Task brief:
Reproduce the stretch of the listing from the line containing "Localize all elements." through the line containing "Give bounding boxes", replacing every occurrence of "Circle shape" with "Ellipse shape" and leaving all else unchanged. Return only those lines.

Data rows:
>>
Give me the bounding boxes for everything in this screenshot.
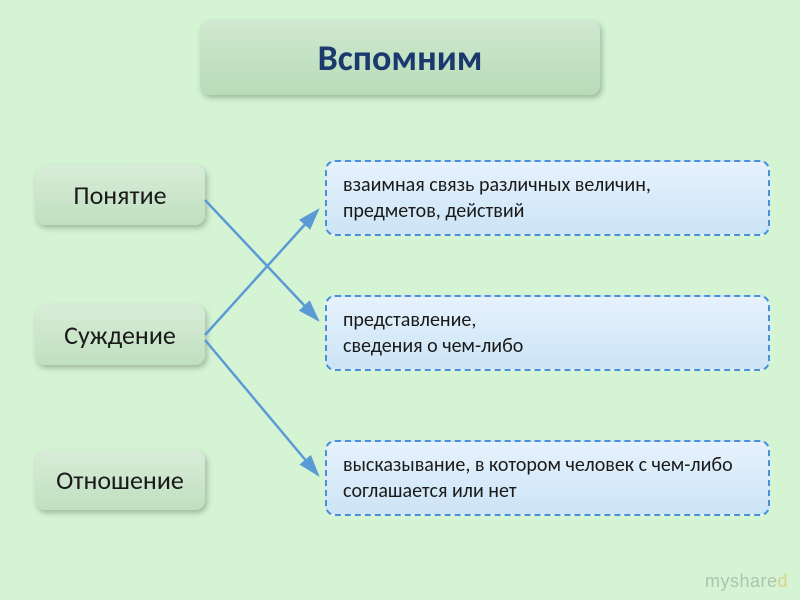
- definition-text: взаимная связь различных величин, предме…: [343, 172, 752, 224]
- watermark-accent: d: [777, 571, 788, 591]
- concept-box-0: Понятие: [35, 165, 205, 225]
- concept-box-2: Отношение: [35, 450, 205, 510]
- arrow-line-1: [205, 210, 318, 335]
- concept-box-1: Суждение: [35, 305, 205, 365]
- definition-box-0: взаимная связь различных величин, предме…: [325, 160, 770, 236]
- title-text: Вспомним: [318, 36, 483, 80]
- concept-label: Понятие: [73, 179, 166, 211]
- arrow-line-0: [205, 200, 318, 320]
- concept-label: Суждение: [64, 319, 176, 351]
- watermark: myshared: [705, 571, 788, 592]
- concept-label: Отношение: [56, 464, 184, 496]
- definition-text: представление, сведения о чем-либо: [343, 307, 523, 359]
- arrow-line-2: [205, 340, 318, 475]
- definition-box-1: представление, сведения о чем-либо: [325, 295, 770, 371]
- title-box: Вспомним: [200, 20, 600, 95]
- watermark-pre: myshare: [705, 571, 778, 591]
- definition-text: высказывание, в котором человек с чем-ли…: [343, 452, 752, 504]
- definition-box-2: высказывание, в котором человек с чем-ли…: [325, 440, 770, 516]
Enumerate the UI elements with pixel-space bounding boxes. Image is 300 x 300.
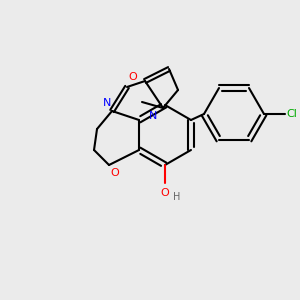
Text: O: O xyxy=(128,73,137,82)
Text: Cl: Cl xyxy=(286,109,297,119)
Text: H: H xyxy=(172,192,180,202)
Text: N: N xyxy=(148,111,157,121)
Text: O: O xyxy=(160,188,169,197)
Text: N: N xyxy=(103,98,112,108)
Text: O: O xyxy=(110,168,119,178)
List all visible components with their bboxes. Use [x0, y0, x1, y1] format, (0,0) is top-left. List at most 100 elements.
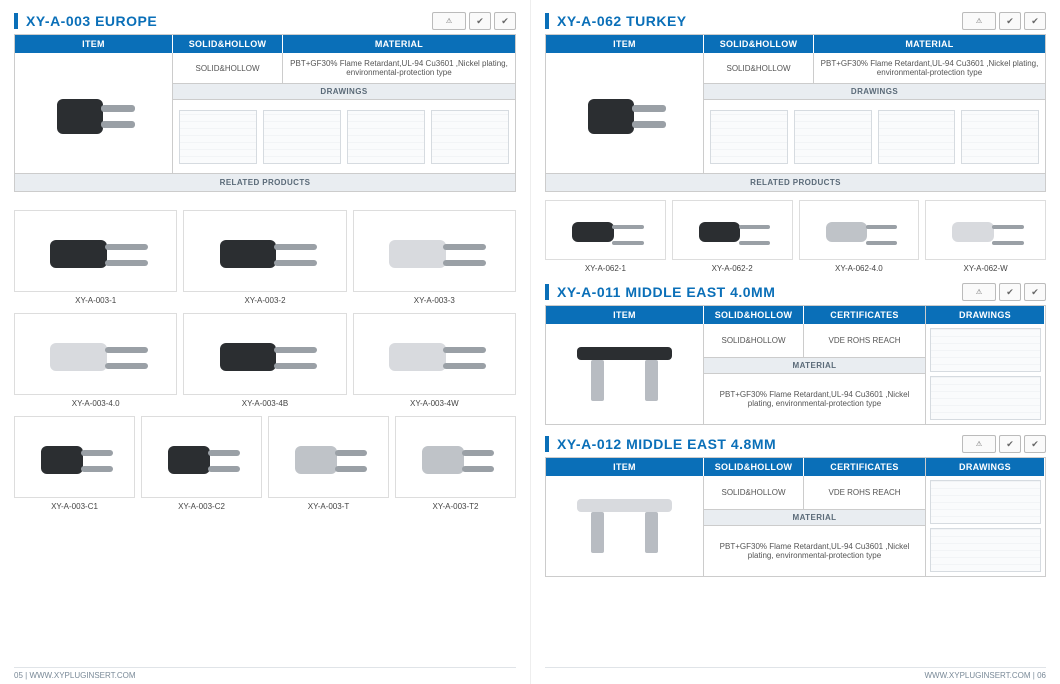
<<
>>
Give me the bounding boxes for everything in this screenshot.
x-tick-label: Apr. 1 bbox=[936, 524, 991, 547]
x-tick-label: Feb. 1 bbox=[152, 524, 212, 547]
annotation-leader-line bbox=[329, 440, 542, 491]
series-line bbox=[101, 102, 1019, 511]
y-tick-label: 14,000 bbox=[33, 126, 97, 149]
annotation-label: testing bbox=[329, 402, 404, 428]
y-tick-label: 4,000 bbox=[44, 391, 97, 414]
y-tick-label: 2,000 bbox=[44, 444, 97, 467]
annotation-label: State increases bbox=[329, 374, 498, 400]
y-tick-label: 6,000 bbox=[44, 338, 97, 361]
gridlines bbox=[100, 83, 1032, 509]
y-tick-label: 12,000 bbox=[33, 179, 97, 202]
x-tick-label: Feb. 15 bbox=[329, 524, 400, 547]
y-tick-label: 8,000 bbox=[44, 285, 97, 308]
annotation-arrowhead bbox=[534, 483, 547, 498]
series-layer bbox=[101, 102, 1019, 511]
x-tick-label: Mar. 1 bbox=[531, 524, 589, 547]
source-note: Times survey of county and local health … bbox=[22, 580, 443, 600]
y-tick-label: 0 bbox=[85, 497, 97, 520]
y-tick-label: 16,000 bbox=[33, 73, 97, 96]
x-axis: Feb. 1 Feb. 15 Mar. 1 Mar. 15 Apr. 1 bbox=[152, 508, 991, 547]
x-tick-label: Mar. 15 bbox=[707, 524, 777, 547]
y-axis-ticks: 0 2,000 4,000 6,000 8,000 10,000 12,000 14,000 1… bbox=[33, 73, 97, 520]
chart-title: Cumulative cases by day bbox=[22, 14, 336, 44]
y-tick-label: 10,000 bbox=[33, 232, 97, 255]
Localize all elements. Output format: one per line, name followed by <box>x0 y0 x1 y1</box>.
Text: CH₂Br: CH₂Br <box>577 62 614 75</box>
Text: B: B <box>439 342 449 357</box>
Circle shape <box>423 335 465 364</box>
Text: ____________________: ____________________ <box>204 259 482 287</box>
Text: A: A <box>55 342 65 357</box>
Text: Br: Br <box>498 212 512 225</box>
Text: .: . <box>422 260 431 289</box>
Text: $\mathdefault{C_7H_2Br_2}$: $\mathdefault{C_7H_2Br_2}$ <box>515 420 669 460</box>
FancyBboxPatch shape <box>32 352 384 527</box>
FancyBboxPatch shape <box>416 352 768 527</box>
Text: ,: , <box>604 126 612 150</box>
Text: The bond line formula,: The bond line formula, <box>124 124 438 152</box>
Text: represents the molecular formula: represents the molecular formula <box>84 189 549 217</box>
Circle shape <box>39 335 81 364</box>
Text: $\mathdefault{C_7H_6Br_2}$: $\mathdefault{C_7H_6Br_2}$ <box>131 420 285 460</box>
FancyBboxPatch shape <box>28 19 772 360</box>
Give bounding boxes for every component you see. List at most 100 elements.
<<
>>
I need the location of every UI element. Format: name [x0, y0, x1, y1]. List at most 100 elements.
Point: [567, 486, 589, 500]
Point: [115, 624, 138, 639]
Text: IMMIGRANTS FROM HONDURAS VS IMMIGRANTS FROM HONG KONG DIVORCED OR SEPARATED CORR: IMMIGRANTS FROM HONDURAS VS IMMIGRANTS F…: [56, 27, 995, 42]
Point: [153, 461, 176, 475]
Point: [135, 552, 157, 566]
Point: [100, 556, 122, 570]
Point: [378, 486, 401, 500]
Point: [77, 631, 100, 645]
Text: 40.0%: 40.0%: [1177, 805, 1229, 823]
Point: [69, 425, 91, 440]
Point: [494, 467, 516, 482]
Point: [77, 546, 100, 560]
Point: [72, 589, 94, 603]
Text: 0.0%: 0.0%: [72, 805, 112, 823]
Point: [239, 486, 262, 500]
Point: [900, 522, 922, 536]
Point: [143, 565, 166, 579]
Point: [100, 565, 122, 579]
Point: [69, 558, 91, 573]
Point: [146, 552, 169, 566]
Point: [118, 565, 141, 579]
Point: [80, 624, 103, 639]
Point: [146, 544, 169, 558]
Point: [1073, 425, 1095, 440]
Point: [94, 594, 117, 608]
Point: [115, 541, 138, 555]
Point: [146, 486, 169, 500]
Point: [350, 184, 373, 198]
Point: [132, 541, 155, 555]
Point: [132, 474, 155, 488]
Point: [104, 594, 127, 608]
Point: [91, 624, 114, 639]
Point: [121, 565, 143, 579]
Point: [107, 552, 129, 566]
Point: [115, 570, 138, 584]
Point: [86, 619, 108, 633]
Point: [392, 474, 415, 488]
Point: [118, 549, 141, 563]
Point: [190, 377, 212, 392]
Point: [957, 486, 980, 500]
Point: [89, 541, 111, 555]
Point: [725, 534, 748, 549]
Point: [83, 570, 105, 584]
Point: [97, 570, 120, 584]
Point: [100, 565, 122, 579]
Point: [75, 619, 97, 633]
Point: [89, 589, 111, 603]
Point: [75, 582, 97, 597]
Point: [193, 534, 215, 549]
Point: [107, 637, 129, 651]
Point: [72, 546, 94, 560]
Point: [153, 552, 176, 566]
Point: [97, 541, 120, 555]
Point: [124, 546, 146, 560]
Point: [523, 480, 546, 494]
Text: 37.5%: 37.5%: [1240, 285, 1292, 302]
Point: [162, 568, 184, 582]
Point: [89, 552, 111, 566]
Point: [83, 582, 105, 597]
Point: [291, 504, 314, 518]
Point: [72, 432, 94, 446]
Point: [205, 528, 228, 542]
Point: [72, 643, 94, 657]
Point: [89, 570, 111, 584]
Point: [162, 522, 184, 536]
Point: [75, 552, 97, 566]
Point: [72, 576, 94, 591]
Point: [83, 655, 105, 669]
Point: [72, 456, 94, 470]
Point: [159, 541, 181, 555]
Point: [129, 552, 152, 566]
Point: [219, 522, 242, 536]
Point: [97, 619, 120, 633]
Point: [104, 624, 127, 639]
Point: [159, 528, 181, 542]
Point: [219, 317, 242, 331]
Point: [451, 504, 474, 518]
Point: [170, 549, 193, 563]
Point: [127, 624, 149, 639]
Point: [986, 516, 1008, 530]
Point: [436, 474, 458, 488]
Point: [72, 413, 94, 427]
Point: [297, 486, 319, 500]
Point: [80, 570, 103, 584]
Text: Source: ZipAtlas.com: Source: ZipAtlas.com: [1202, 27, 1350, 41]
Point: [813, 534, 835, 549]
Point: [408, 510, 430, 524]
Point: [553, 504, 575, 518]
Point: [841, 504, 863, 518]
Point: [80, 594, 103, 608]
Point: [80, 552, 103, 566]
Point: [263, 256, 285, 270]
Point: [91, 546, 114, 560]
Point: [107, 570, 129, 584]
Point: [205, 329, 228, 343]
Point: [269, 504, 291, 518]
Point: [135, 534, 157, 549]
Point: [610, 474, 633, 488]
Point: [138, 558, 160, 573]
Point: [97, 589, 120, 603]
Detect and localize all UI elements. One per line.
<<
Answer to this task:
Localize all elements. Output format: one per line, name followed by <box>x0 y0 x1 y1</box>.
Text: CH₂Br: CH₂Br <box>577 62 614 75</box>
Text: B: B <box>439 342 449 357</box>
Ellipse shape <box>423 335 465 364</box>
Text: ____________________: ____________________ <box>204 259 482 287</box>
Text: A: A <box>55 342 65 357</box>
Text: Br: Br <box>498 212 512 225</box>
Text: .: . <box>422 260 431 289</box>
Text: $\mathdefault{C_7H_2Br_2}$: $\mathdefault{C_7H_2Br_2}$ <box>515 420 669 460</box>
FancyBboxPatch shape <box>32 352 384 527</box>
FancyBboxPatch shape <box>416 352 768 527</box>
Text: ,: , <box>604 126 612 150</box>
Text: The bond line formula,: The bond line formula, <box>124 124 438 152</box>
Text: represents the molecular formula: represents the molecular formula <box>84 189 549 217</box>
Ellipse shape <box>39 335 81 364</box>
Text: $\mathdefault{C_7H_6Br_2}$: $\mathdefault{C_7H_6Br_2}$ <box>131 420 285 460</box>
FancyBboxPatch shape <box>28 19 772 360</box>
Give bounding boxes for every component you see. List at most 100 elements.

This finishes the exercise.